▶ What is needed:
Could the data below be copied out in full, word for word?

Entries of transcribed document text:
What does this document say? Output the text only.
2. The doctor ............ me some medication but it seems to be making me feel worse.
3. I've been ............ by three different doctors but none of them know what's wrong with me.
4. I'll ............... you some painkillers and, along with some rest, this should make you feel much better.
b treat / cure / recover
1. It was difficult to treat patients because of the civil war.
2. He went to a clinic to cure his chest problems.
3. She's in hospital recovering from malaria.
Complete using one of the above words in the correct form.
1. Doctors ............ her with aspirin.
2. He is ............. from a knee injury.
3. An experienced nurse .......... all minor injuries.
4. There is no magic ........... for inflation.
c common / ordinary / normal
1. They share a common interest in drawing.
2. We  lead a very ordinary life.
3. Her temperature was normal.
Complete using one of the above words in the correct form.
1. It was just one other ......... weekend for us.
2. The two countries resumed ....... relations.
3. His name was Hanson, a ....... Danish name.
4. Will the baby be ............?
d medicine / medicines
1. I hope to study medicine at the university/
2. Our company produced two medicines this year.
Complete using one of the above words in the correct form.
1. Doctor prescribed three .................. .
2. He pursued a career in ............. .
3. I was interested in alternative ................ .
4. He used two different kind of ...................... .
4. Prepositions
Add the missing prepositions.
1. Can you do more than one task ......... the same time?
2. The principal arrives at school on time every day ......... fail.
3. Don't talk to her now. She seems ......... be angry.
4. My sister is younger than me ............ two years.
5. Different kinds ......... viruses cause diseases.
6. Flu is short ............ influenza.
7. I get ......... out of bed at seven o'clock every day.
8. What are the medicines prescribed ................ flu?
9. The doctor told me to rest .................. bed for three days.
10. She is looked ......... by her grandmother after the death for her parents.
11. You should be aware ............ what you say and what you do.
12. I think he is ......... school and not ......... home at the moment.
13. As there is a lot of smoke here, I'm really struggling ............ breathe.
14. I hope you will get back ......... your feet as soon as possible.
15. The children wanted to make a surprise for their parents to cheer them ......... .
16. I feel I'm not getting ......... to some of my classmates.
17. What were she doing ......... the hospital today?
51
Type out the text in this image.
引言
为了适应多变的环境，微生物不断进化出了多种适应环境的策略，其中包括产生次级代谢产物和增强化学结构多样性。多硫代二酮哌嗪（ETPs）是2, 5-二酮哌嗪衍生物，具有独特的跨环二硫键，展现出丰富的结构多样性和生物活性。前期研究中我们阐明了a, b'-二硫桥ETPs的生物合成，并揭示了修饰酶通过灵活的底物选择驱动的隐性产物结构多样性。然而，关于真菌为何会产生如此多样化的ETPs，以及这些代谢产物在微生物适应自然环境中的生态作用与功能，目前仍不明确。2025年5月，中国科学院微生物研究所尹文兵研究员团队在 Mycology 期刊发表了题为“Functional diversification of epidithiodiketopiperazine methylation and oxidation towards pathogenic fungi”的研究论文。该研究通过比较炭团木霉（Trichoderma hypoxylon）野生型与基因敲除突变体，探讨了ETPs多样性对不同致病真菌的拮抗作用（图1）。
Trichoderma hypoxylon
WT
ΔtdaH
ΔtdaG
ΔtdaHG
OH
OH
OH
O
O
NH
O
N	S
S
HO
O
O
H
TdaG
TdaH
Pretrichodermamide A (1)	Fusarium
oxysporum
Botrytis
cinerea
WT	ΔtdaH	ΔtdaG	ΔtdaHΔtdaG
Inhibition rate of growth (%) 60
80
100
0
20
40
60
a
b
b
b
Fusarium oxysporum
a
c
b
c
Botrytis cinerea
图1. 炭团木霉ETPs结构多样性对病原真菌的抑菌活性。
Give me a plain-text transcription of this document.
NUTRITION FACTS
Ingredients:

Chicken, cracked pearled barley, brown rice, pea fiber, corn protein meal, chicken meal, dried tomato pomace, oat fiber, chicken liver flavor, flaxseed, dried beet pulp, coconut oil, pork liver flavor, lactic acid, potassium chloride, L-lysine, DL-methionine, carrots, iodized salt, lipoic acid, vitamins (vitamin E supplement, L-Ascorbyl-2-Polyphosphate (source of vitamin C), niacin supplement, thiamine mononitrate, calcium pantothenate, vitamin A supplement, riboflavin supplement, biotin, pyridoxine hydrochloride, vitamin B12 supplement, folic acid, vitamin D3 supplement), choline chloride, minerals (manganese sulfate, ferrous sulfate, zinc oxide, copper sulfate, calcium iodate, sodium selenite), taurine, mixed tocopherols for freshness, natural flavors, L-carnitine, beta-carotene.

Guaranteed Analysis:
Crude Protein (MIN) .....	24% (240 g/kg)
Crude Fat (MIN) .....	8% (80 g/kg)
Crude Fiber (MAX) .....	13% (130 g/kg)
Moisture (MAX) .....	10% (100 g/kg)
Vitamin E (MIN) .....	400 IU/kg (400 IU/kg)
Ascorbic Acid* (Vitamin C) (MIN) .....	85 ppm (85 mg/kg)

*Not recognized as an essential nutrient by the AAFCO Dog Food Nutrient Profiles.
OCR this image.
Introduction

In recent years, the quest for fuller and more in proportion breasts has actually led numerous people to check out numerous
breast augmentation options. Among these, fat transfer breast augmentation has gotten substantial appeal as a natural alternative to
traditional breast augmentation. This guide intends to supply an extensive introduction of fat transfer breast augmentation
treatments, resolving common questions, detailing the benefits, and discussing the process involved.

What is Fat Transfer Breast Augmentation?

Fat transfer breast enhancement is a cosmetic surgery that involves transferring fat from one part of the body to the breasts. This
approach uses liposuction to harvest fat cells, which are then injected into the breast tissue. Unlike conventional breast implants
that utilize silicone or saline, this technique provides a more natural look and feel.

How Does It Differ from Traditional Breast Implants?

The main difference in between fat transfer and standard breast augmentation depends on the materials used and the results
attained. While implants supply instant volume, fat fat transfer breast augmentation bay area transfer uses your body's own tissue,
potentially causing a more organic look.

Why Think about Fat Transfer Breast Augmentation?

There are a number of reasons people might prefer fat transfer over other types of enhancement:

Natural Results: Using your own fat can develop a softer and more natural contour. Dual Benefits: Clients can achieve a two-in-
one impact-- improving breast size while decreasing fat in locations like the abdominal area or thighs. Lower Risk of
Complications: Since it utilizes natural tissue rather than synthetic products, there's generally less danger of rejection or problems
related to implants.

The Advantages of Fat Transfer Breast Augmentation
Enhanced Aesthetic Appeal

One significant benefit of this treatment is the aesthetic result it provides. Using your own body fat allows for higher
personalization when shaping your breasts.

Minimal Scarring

▶ Reply:
What does this document say? Output the text only.
2. The doctor ............ me some medication but it seems to be making me feel worse.
3. I've been ............ by three different doctors but none of them know what's wrong with me.
4. I'll ............... you some painkillers and, along with some rest, this should make you feel much better.
b treat / cure / recover
1. It was difficult to treat patients because of the civil war.
2. He went to a clinic to cure his chest problems.
3. She's in hospital recovering from malaria.
Complete using one of the above words in the correct form.
1. Doctors ............ her with aspirin.
2. He is ............. from a knee injury.
3. An experienced nurse .......... all minor injuries.
4. There is no magic ........... for inflation.
c common / ordinary / normal
1. They share a common interest in drawing.
2. We  lead a very ordinary life.
3. Her temperature was normal.
Complete using one of the above words in the correct form.
1. It was just one other ......... weekend for us.
2. The two countries resumed ....... relations.
3. His name was Hanson, a ....... Danish name.
4. Will the baby be ............?
d medicine / medicines
1. I hope to study medicine at the university/
2. Our company produced two medicines this year.
Complete using one of the above words in the correct form.
1. Doctor prescribed three .................. .
2. He pursued a career in ............. .
3. I was interested in alternative ................ .
4. He used two different kind of ...................... .
4. Prepositions
Add the missing prepositions.
1. Can you do more than one task ......... the same time?
2. The principal arrives at school on time every day ......... fail.
3. Don't talk to her now. She seems ......... be angry.
4. My sister is younger than me ............ two years.
5. Different kinds ......... viruses cause diseases.
6. Flu is short ............ influenza.
7. I get ......... out of bed at seven o'clock every day.
8. What are the medicines prescribed ................ flu?
9. The doctor told me to rest .................. bed for three days.
10. She is looked ......... by her grandmother after the death for her parents.
11. You should be aware ............ what you say and what you do.
12. I think he is ......... school and not ......... home at the moment.
13. As there is a lot of smoke here, I'm really struggling ............ breathe.
14. I hope you will get back ......... your feet as soon as possible.
15. The children wanted to make a surprise for their parents to cheer them ......... .
16. I feel I'm not getting ......... to some of my classmates.
17. What were she doing ......... the hospital today?
51
Type out the text in this image.
引言
为了适应多变的环境，微生物不断进化出了多种适应环境的策略，其中包括产生次级代谢产物和增强化学结构多样性。多硫代二酮哌嗪（ETPs）是2, 5-二酮哌嗪衍生物，具有独特的跨环二硫键，展现出丰富的结构多样性和生物活性。前期研究中我们阐明了a, b'-二硫桥ETPs的生物合成，并揭示了修饰酶通过灵活的底物选择驱动的隐性产物结构多样性。然而，关于真菌为何会产生如此多样化的ETPs，以及这些代谢产物在微生物适应自然环境中的生态作用与功能，目前仍不明确。2025年5月，中国科学院微生物研究所尹文兵研究员团队在 Mycology 期刊发表了题为“Functional diversification of epidithiodiketopiperazine methylation and oxidation towards pathogenic fungi”的研究论文。该研究通过比较炭团木霉（Trichoderma hypoxylon）野生型与基因敲除突变体，探讨了ETPs多样性对不同致病真菌的拮抗作用（图1）。
Trichoderma hypoxylon
WT
ΔtdaH
ΔtdaG
ΔtdaHG
OH
OH
OH
O
O
NH
O
N	S
S
HO
O
O
H
TdaG
TdaH
Pretrichodermamide A (1)	Fusarium
oxysporum
Botrytis
cinerea
WT	ΔtdaH	ΔtdaG	ΔtdaHΔtdaG
Inhibition rate of growth (%) 60
80
100
0
20
40
60
a
b
b
b
Fusarium oxysporum
a
c
b
c
Botrytis cinerea
图1. 炭团木霉ETPs结构多样性对病原真菌的抑菌活性。
Give me a plain-text transcription of this document.
NUTRITION FACTS
Ingredients:

Chicken, cracked pearled barley, brown rice, pea fiber, corn protein meal, chicken meal, dried tomato pomace, oat fiber, chicken liver flavor, flaxseed, dried beet pulp, coconut oil, pork liver flavor, lactic acid, potassium chloride, L-lysine, DL-methionine, carrots, iodized salt, lipoic acid, vitamins (vitamin E supplement, L-Ascorbyl-2-Polyphosphate (source of vitamin C), niacin supplement, thiamine mononitrate, calcium pantothenate, vitamin A supplement, riboflavin supplement, biotin, pyridoxine hydrochloride, vitamin B12 supplement, folic acid, vitamin D3 supplement), choline chloride, minerals (manganese sulfate, ferrous sulfate, zinc oxide, copper sulfate, calcium iodate, sodium selenite), taurine, mixed tocopherols for freshness, natural flavors, L-carnitine, beta-carotene.

Guaranteed Analysis:
Crude Protein (MIN) .....	24% (240 g/kg)
Crude Fat (MIN) .....	8% (80 g/kg)
Crude Fiber (MAX) .....	13% (130 g/kg)
Moisture (MAX) .....	10% (100 g/kg)
Vitamin E (MIN) .....	400 IU/kg (400 IU/kg)
Ascorbic Acid* (Vitamin C) (MIN) .....	85 ppm (85 mg/kg)

*Not recognized as an essential nutrient by the AAFCO Dog Food Nutrient Profiles.
OCR this image.
Introduction

In recent years, the quest for fuller and more in proportion breasts has actually led numerous people to check out numerous
breast augmentation options. Among these, fat transfer breast augmentation has gotten substantial appeal as a natural alternative to
traditional breast augmentation. This guide intends to supply an extensive introduction of fat transfer breast augmentation
treatments, resolving common questions, detailing the benefits, and discussing the process involved.

What is Fat Transfer Breast Augmentation?

Fat transfer breast enhancement is a cosmetic surgery that involves transferring fat from one part of the body to the breasts. This
approach uses liposuction to harvest fat cells, which are then injected into the breast tissue. Unlike conventional breast implants
that utilize silicone or saline, this technique provides a more natural look and feel.

How Does It Differ from Traditional Breast Implants?

The main difference in between fat transfer and standard breast augmentation depends on the materials used and the results
attained. While implants supply instant volume, fat fat transfer breast augmentation bay area transfer uses your body's own tissue,
potentially causing a more organic look.

Why Think about Fat Transfer Breast Augmentation?

There are a number of reasons people might prefer fat transfer over other types of enhancement:

Natural Results: Using your own fat can develop a softer and more natural contour. Dual Benefits: Clients can achieve a two-in-
one impact-- improving breast size while decreasing fat in locations like the abdominal area or thighs. Lower Risk of
Complications: Since it utilizes natural tissue rather than synthetic products, there's generally less danger of rejection or problems
related to implants.

The Advantages of Fat Transfer Breast Augmentation
Enhanced Aesthetic Appeal

One significant benefit of this treatment is the aesthetic result it provides. Using your own body fat allows for higher
personalization when shaping your breasts.

Minimal Scarring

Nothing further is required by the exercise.